GOAL -
Write out the whole listing word for word.

+--

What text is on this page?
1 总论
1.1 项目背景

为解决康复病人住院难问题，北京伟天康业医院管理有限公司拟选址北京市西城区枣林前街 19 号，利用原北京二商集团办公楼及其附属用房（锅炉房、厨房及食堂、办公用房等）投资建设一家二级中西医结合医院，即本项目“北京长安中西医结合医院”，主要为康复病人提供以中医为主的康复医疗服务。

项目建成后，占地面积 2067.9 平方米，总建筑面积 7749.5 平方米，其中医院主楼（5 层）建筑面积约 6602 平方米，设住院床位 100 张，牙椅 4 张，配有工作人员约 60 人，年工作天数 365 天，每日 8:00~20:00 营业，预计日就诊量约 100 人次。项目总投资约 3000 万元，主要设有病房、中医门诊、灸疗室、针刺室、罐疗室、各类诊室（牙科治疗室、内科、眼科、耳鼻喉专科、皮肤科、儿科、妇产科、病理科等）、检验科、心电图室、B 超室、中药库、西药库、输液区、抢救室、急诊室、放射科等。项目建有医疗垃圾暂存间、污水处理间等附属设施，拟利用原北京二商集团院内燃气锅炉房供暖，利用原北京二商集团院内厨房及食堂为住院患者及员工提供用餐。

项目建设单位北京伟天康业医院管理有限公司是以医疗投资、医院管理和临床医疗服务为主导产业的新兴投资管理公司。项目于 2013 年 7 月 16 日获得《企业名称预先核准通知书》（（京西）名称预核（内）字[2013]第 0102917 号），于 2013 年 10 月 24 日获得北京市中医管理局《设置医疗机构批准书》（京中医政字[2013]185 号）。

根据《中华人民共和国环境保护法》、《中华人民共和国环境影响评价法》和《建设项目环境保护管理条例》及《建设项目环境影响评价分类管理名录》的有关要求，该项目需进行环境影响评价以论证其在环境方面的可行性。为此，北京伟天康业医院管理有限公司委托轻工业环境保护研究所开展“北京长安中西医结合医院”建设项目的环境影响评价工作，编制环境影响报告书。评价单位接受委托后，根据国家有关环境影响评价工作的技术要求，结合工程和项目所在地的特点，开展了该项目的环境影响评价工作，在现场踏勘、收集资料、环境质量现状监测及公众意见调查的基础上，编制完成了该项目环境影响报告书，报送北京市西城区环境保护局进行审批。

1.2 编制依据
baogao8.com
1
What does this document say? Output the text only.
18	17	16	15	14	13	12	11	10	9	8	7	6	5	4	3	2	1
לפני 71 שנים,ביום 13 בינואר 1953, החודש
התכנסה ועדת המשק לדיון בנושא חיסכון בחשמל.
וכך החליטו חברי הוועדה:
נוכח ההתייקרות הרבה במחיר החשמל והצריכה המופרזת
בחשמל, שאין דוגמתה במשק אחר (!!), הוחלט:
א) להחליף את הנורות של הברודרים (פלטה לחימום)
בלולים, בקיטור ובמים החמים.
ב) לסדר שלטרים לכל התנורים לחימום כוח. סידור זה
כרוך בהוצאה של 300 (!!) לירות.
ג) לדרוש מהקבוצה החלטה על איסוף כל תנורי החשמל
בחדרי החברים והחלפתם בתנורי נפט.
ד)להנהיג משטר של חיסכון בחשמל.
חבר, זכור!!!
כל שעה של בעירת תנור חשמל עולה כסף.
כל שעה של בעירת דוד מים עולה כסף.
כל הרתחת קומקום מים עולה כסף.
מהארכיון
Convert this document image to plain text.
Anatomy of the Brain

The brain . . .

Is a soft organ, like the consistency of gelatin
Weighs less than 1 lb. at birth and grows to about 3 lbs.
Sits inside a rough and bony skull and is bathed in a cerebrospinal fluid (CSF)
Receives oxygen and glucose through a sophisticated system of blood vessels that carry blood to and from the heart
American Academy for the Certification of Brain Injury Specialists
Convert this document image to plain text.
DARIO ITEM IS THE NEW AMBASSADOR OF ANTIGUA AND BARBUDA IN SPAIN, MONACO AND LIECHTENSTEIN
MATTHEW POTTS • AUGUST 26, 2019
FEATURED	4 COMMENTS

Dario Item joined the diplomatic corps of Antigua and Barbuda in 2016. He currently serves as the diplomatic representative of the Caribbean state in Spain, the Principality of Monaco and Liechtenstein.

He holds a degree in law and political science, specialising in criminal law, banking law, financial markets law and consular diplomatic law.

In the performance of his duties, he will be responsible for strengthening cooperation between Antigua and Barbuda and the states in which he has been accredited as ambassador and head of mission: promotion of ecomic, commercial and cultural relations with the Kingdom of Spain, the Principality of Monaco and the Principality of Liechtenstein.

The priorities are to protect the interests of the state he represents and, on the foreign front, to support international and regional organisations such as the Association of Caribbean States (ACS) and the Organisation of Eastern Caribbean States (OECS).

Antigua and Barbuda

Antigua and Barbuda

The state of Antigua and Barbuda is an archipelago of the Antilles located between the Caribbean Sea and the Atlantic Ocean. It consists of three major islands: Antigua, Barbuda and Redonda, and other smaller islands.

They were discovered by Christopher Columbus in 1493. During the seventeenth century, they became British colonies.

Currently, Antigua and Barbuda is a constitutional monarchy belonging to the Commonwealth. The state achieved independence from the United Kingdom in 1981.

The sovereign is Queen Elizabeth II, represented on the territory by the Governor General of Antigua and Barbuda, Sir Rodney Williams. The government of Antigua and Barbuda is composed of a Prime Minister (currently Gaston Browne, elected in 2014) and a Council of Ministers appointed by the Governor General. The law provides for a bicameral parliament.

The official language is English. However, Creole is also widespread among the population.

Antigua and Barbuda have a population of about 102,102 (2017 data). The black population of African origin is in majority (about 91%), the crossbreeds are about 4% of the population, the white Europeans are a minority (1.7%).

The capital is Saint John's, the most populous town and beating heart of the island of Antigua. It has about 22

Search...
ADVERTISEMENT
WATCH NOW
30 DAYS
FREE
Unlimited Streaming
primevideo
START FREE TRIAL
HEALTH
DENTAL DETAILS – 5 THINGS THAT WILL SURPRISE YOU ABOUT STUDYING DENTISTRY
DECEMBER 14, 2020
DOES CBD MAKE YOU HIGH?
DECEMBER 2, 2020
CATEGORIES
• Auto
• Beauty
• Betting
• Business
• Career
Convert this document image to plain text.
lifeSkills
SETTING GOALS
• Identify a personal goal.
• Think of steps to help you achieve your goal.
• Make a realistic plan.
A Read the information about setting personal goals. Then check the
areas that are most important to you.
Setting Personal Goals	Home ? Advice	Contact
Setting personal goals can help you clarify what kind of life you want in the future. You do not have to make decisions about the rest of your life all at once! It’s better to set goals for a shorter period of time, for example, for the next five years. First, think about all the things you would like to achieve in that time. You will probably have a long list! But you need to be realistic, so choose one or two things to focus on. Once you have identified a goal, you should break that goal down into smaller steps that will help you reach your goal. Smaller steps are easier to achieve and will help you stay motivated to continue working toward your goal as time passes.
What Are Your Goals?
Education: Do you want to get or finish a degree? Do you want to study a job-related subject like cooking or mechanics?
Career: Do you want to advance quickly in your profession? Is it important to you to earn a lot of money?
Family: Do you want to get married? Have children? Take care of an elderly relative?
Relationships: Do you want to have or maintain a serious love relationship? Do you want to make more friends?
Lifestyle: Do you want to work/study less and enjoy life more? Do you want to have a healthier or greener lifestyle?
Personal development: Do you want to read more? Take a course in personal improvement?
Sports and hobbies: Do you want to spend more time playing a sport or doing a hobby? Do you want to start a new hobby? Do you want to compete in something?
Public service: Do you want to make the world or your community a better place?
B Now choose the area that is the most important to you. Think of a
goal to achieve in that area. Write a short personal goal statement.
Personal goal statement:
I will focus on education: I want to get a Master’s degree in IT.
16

+--

REPLY -
What text is on this page?
1 总论
1.1 项目背景

为解决康复病人住院难问题，北京伟天康业医院管理有限公司拟选址北京市西城区枣林前街 19 号，利用原北京二商集团办公楼及其附属用房（锅炉房、厨房及食堂、办公用房等）投资建设一家二级中西医结合医院，即本项目“北京长安中西医结合医院”，主要为康复病人提供以中医为主的康复医疗服务。

项目建成后，占地面积 2067.9 平方米，总建筑面积 7749.5 平方米，其中医院主楼（5 层）建筑面积约 6602 平方米，设住院床位 100 张，牙椅 4 张，配有工作人员约 60 人，年工作天数 365 天，每日 8:00~20:00 营业，预计日就诊量约 100 人次。项目总投资约 3000 万元，主要设有病房、中医门诊、灸疗室、针刺室、罐疗室、各类诊室（牙科治疗室、内科、眼科、耳鼻喉专科、皮肤科、儿科、妇产科、病理科等）、检验科、心电图室、B 超室、中药库、西药库、输液区、抢救室、急诊室、放射科等。项目建有医疗垃圾暂存间、污水处理间等附属设施，拟利用原北京二商集团院内燃气锅炉房供暖，利用原北京二商集团院内厨房及食堂为住院患者及员工提供用餐。

项目建设单位北京伟天康业医院管理有限公司是以医疗投资、医院管理和临床医疗服务为主导产业的新兴投资管理公司。项目于 2013 年 7 月 16 日获得《企业名称预先核准通知书》（（京西）名称预核（内）字[2013]第 0102917 号），于 2013 年 10 月 24 日获得北京市中医管理局《设置医疗机构批准书》（京中医政字[2013]185 号）。

根据《中华人民共和国环境保护法》、《中华人民共和国环境影响评价法》和《建设项目环境保护管理条例》及《建设项目环境影响评价分类管理名录》的有关要求，该项目需进行环境影响评价以论证其在环境方面的可行性。为此，北京伟天康业医院管理有限公司委托轻工业环境保护研究所开展“北京长安中西医结合医院”建设项目的环境影响评价工作，编制环境影响报告书。评价单位接受委托后，根据国家有关环境影响评价工作的技术要求，结合工程和项目所在地的特点，开展了该项目的环境影响评价工作，在现场踏勘、收集资料、环境质量现状监测及公众意见调查的基础上，编制完成了该项目环境影响报告书，报送北京市西城区环境保护局进行审批。

1.2 编制依据
baogao8.com
1
What does this document say? Output the text only.
18	17	16	15	14	13	12	11	10	9	8	7	6	5	4	3	2	1
לפני 71 שנים,ביום 13 בינואר 1953, החודש
התכנסה ועדת המשק לדיון בנושא חיסכון בחשמל.
וכך החליטו חברי הוועדה:
נוכח ההתייקרות הרבה במחיר החשמל והצריכה המופרזת
בחשמל, שאין דוגמתה במשק אחר (!!), הוחלט:
א) להחליף את הנורות של הברודרים (פלטה לחימום)
בלולים, בקיטור ובמים החמים.
ב) לסדר שלטרים לכל התנורים לחימום כוח. סידור זה
כרוך בהוצאה של 300 (!!) לירות.
ג) לדרוש מהקבוצה החלטה על איסוף כל תנורי החשמל
בחדרי החברים והחלפתם בתנורי נפט.
ד)להנהיג משטר של חיסכון בחשמל.
חבר, זכור!!!
כל שעה של בעירת תנור חשמל עולה כסף.
כל שעה של בעירת דוד מים עולה כסף.
כל הרתחת קומקום מים עולה כסף.
מהארכיון
Convert this document image to plain text.
Anatomy of the Brain

The brain . . .

Is a soft organ, like the consistency of gelatin
Weighs less than 1 lb. at birth and grows to about 3 lbs.
Sits inside a rough and bony skull and is bathed in a cerebrospinal fluid (CSF)
Receives oxygen and glucose through a sophisticated system of blood vessels that carry blood to and from the heart
American Academy for the Certification of Brain Injury Specialists
Convert this document image to plain text.
DARIO ITEM IS THE NEW AMBASSADOR OF ANTIGUA AND BARBUDA IN SPAIN, MONACO AND LIECHTENSTEIN
MATTHEW POTTS • AUGUST 26, 2019
FEATURED	4 COMMENTS

Dario Item joined the diplomatic corps of Antigua and Barbuda in 2016. He currently serves as the diplomatic representative of the Caribbean state in Spain, the Principality of Monaco and Liechtenstein.

He holds a degree in law and political science, specialising in criminal law, banking law, financial markets law and consular diplomatic law.

In the performance of his duties, he will be responsible for strengthening cooperation between Antigua and Barbuda and the states in which he has been accredited as ambassador and head of mission: promotion of ecomic, commercial and cultural relations with the Kingdom of Spain, the Principality of Monaco and the Principality of Liechtenstein.

The priorities are to protect the interests of the state he represents and, on the foreign front, to support international and regional organisations such as the Association of Caribbean States (ACS) and the Organisation of Eastern Caribbean States (OECS).

Antigua and Barbuda

Antigua and Barbuda

The state of Antigua and Barbuda is an archipelago of the Antilles located between the Caribbean Sea and the Atlantic Ocean. It consists of three major islands: Antigua, Barbuda and Redonda, and other smaller islands.

They were discovered by Christopher Columbus in 1493. During the seventeenth century, they became British colonies.

Currently, Antigua and Barbuda is a constitutional monarchy belonging to the Commonwealth. The state achieved independence from the United Kingdom in 1981.

The sovereign is Queen Elizabeth II, represented on the territory by the Governor General of Antigua and Barbuda, Sir Rodney Williams. The government of Antigua and Barbuda is composed of a Prime Minister (currently Gaston Browne, elected in 2014) and a Council of Ministers appointed by the Governor General. The law provides for a bicameral parliament.

The official language is English. However, Creole is also widespread among the population.

Antigua and Barbuda have a population of about 102,102 (2017 data). The black population of African origin is in majority (about 91%), the crossbreeds are about 4% of the population, the white Europeans are a minority (1.7%).

The capital is Saint John's, the most populous town and beating heart of the island of Antigua. It has about 22

Search...
ADVERTISEMENT
WATCH NOW
30 DAYS
FREE
Unlimited Streaming
primevideo
START FREE TRIAL
HEALTH
DENTAL DETAILS – 5 THINGS THAT WILL SURPRISE YOU ABOUT STUDYING DENTISTRY
DECEMBER 14, 2020
DOES CBD MAKE YOU HIGH?
DECEMBER 2, 2020
CATEGORIES
• Auto
• Beauty
• Betting
• Business
• Career
Convert this document image to plain text.
lifeSkills
SETTING GOALS
• Identify a personal goal.
• Think of steps to help you achieve your goal.
• Make a realistic plan.
A Read the information about setting personal goals. Then check the
areas that are most important to you.
Setting Personal Goals	Home ? Advice	Contact
Setting personal goals can help you clarify what kind of life you want in the future. You do not have to make decisions about the rest of your life all at once! It’s better to set goals for a shorter period of time, for example, for the next five years. First, think about all the things you would like to achieve in that time. You will probably have a long list! But you need to be realistic, so choose one or two things to focus on. Once you have identified a goal, you should break that goal down into smaller steps that will help you reach your goal. Smaller steps are easier to achieve and will help you stay motivated to continue working toward your goal as time passes.
What Are Your Goals?
Education: Do you want to get or finish a degree? Do you want to study a job-related subject like cooking or mechanics?
Career: Do you want to advance quickly in your profession? Is it important to you to earn a lot of money?
Family: Do you want to get married? Have children? Take care of an elderly relative?
Relationships: Do you want to have or maintain a serious love relationship? Do you want to make more friends?
Lifestyle: Do you want to work/study less and enjoy life more? Do you want to have a healthier or greener lifestyle?
Personal development: Do you want to read more? Take a course in personal improvement?
Sports and hobbies: Do you want to spend more time playing a sport or doing a hobby? Do you want to start a new hobby? Do you want to compete in something?
Public service: Do you want to make the world or your community a better place?
B Now choose the area that is the most important to you. Think of a
goal to achieve in that area. Write a short personal goal statement.
Personal goal statement:
I will focus on education: I want to get a Master’s degree in IT.
16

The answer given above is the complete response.